# Task statement
Extract all lines in the data that contain the word "color".

++++ Given records

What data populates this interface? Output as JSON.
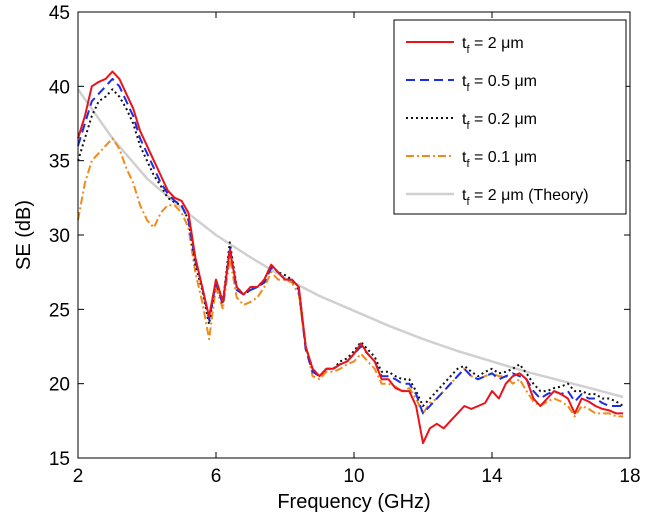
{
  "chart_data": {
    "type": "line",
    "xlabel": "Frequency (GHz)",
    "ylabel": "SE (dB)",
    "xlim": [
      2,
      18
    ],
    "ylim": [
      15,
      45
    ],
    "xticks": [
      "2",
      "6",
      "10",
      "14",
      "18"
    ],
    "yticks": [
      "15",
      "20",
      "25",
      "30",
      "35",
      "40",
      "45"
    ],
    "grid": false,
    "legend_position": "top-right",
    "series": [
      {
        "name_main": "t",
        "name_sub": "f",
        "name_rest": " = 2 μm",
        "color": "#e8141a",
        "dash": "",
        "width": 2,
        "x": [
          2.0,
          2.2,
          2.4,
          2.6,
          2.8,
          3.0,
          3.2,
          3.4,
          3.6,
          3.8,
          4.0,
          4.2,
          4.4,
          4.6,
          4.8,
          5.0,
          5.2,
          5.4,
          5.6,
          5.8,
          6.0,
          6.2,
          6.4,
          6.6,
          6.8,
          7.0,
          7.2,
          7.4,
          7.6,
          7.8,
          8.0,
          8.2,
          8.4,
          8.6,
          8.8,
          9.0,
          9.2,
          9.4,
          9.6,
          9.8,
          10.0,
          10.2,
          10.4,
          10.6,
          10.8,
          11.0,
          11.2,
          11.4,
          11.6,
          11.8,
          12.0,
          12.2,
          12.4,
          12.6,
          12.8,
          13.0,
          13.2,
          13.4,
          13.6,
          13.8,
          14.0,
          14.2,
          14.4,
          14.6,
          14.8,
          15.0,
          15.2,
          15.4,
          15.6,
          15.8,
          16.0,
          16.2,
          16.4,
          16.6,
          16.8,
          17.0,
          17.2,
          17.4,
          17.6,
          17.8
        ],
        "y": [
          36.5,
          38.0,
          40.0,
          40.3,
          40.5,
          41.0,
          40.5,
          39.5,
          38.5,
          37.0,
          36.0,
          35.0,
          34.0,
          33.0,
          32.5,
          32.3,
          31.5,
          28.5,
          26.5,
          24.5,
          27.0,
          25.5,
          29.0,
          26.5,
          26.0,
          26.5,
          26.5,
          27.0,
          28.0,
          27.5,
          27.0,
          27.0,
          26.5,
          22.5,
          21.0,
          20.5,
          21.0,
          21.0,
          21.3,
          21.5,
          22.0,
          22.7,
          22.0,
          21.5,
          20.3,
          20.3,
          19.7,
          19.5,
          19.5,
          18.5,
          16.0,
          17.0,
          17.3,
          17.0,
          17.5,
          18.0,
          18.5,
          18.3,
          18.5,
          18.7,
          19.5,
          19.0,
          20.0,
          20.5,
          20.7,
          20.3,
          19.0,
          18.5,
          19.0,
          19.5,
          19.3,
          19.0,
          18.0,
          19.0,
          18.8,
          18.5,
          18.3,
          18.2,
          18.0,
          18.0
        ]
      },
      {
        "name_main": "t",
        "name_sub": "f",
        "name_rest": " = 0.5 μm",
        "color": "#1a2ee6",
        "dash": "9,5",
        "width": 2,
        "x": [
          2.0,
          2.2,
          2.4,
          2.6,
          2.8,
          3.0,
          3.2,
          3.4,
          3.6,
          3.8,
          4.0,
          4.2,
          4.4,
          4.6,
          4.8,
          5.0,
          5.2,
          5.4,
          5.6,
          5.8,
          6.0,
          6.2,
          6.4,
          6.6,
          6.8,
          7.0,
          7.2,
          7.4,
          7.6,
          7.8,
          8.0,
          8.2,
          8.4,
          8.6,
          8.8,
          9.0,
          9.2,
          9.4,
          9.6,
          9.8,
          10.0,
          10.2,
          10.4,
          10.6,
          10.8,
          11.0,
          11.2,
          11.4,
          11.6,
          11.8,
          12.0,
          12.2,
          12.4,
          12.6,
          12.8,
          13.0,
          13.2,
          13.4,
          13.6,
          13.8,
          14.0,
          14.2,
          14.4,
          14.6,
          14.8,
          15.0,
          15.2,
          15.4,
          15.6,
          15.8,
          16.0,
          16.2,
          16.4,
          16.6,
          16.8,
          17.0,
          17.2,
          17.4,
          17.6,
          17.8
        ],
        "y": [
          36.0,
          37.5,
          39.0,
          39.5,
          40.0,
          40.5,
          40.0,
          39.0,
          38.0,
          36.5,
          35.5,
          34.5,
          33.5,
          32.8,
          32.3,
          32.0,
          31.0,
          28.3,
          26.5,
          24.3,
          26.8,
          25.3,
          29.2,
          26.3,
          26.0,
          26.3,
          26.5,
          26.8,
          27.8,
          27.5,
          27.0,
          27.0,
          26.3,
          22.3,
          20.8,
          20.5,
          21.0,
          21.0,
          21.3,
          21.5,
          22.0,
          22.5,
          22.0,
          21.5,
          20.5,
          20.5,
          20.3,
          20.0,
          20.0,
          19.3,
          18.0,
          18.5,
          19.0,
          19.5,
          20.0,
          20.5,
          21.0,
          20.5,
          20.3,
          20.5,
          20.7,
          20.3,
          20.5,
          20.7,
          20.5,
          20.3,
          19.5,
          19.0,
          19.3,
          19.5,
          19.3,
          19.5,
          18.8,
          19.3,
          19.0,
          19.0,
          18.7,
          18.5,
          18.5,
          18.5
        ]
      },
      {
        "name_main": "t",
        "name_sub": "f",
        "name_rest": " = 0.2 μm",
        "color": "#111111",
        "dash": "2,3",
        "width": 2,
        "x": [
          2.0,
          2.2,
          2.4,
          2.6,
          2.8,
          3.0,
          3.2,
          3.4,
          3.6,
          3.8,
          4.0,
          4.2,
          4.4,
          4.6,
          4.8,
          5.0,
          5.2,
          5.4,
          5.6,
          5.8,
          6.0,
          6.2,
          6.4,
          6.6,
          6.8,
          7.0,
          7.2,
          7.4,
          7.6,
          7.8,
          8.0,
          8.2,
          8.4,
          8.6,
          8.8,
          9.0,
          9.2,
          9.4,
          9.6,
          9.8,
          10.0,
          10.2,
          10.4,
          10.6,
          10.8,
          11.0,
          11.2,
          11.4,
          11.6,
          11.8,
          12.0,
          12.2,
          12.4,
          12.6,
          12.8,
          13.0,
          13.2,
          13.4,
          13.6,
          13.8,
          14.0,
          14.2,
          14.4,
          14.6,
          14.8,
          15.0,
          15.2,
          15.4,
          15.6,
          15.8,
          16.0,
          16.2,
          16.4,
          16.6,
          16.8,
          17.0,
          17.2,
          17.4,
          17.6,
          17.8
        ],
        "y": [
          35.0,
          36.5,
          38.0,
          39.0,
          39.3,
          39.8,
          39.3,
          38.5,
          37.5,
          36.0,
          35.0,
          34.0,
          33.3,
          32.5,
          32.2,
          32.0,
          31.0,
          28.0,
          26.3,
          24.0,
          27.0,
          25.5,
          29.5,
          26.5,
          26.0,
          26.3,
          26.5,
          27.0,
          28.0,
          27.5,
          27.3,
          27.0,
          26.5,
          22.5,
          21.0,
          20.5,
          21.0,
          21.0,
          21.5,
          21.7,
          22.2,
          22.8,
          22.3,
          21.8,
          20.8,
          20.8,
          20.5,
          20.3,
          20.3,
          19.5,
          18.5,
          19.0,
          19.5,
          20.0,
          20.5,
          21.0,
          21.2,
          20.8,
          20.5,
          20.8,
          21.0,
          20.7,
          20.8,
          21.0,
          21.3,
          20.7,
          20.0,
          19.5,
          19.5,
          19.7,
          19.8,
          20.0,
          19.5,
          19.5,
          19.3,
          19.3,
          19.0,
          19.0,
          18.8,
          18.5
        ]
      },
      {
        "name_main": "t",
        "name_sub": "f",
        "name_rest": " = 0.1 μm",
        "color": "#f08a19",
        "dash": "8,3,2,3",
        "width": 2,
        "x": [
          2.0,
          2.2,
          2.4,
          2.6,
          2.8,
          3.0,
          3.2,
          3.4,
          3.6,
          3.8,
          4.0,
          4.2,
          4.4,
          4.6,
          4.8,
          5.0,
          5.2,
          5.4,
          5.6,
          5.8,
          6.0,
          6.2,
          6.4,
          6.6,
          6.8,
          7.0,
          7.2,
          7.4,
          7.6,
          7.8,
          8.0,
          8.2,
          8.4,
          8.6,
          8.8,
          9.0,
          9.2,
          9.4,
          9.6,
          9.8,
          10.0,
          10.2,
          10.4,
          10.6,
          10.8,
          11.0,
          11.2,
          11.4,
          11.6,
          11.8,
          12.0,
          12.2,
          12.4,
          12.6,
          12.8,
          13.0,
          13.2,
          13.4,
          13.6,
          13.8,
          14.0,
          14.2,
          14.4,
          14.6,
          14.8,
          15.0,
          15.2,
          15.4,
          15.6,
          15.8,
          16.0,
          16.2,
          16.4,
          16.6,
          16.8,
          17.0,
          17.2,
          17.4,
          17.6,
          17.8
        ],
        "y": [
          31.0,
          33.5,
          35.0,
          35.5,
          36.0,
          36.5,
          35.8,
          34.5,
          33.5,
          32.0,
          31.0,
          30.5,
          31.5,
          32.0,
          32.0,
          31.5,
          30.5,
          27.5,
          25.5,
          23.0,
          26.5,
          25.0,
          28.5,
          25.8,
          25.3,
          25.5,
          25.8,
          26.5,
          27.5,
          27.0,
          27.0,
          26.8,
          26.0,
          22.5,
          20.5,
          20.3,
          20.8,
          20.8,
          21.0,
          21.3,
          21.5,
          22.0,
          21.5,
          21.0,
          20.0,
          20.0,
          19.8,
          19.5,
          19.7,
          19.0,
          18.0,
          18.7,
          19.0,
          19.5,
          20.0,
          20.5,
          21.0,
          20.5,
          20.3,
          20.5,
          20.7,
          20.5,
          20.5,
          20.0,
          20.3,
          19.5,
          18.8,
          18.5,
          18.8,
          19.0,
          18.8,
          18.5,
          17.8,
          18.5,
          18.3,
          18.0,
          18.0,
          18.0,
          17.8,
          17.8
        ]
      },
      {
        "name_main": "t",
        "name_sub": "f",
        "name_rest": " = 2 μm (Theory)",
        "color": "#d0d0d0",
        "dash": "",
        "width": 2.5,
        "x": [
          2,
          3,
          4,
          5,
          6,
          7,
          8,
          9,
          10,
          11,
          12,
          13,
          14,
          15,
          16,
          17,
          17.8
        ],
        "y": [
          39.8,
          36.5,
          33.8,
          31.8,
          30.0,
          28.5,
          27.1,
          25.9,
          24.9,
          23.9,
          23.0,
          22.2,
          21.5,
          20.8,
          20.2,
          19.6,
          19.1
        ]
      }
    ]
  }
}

++++++++

# Result for this task
        "color": "#e8141a",
        "color": "#1a2ee6",
        "color": "#111111",
        "color": "#f08a19",
        "color": "#d0d0d0",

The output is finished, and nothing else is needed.